In support of his motion for reconsideration Clesen has
submitted an affidavit which admits that he printed the
counterfeit on a press that was directly opposite an
uncurtained window and that this window faced directly onto a
public street. The affidavit also admits that the printing
took place at night and that the room was lighted. Finally,
the affidavit and a diagram attached to it indicate that it
would be possible to observe the lighted window from a
distance of somewhat over 200 feet without being observed from
within the Presstige building. Thus, the affidavit essentially
admits that it would be possible to discern the existence of
some activity in the Presstige building even without the aid
of binoculars. At the same time, the affidavit asserts, and
this is not disputed, that it would be impossible to discern
any detail as to activity in the Presstige building with the
naked eye while avoiding observation from within the Presstige
building. In short, it is undisputed that, without the use of
binoculars, the agents could not have been sure that Clesen
was the one who was using the Presstige press or that he was
using it to print something resembling federal reserve notes.
The merit of this motion turns on the propriety of these
binocular assisted observations and on their significance in
the sequence of events that led to Clesen's arrest.
2. The Binocular Assisted Surveillance.
There is no dispute in this case but that surveillance of
the Presstige building was effected without a search warrant,
and none that, if that surveillance amounted to a
constitutional "search," it was improper. The question, thus,
is whether or not a binocular assisted surveillance of a
private place of business, under the aforementioned
circumstances, is a search within the meaning of the Fourth
Amendment. The starting point in analyzing this question is
the decision of the United States Supreme Court in Katz v.

● **What the task requires**: Copy the stretch of the binocular surveillance passage from "2. The Binocular" through "Court in Katz v.". Work only from the binocular surveillance passage.

● **Supplied data**:
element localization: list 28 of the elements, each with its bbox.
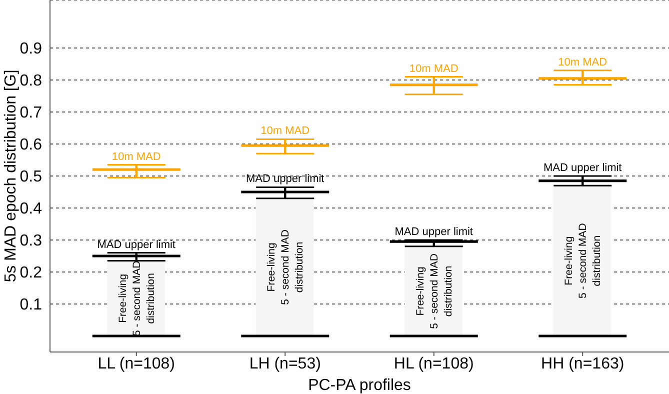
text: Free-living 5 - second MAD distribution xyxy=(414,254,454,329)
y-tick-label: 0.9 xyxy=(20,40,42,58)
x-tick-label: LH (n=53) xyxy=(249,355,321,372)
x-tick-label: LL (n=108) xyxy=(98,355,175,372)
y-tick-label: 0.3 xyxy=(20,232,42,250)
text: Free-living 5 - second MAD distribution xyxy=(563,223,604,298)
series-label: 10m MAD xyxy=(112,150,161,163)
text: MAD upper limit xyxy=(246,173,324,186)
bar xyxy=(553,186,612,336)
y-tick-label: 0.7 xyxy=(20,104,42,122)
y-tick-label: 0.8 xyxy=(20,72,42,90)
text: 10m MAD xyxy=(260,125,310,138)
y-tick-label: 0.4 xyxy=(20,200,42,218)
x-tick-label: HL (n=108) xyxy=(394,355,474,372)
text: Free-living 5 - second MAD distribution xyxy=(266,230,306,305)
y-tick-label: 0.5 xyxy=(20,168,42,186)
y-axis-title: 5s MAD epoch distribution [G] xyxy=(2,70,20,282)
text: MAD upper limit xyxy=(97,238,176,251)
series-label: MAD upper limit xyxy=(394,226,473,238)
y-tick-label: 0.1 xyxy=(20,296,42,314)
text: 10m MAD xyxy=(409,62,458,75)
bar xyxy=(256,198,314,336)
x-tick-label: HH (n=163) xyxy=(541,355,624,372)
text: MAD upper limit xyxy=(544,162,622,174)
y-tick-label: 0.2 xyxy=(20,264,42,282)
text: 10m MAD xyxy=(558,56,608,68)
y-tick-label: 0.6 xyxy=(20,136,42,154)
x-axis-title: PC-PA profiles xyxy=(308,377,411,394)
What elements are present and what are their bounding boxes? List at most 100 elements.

--

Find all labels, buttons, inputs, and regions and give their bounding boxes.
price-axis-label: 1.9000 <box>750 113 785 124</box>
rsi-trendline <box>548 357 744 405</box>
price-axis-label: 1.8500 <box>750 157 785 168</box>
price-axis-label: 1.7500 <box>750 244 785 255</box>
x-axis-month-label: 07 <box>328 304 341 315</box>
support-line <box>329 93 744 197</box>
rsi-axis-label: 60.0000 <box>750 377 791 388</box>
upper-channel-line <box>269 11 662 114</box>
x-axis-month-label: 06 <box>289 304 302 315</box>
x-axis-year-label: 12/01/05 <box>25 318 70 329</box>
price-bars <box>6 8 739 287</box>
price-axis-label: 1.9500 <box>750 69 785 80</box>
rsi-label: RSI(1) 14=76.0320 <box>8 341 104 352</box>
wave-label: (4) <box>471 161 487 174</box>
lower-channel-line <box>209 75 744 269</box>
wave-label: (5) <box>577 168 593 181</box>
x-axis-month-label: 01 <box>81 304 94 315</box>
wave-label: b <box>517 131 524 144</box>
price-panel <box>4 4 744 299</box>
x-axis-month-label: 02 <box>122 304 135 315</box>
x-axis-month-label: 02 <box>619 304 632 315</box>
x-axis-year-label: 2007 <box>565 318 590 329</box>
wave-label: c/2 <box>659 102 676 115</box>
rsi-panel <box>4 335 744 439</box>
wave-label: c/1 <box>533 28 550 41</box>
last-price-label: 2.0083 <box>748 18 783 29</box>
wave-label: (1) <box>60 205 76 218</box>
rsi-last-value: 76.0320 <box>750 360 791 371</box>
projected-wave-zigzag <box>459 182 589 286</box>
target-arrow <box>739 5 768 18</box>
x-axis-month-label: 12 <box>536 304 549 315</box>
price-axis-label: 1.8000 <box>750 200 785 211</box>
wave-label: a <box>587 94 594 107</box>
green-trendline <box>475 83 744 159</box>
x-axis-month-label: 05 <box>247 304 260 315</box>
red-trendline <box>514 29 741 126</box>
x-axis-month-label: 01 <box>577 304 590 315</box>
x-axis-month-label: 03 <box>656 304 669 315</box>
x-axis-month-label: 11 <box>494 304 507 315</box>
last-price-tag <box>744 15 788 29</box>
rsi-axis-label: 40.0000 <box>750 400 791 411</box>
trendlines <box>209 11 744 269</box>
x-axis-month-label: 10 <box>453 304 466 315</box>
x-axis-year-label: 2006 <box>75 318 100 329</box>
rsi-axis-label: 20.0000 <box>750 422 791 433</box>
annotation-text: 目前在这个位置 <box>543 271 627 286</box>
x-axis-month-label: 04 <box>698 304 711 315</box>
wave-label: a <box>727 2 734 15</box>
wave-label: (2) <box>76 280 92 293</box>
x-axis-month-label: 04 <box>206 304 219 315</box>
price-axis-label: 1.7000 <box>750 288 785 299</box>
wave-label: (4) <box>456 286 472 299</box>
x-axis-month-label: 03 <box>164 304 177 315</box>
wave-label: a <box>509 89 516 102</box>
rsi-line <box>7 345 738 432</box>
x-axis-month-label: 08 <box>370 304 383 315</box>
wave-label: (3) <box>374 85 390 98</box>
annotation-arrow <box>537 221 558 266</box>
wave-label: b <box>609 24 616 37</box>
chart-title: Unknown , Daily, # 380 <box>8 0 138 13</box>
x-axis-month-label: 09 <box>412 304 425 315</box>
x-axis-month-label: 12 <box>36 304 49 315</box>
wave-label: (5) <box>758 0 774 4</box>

● **Expected answer**:
2. The Binocular Assisted Surveillance.
There is no dispute in this case but that surveillance of
the Presstige building was effected without a search warrant,
and none that, if that surveillance amounted to a
constitutional "search," it was improper. The question, thus,
is whether or not a binocular assisted surveillance of a
private place of business, under the aforementioned
circumstances, is a search within the meaning of the Fourth
Amendment. The starting point in analyzing this question is
the decision of the United States Supreme Court in Katz v.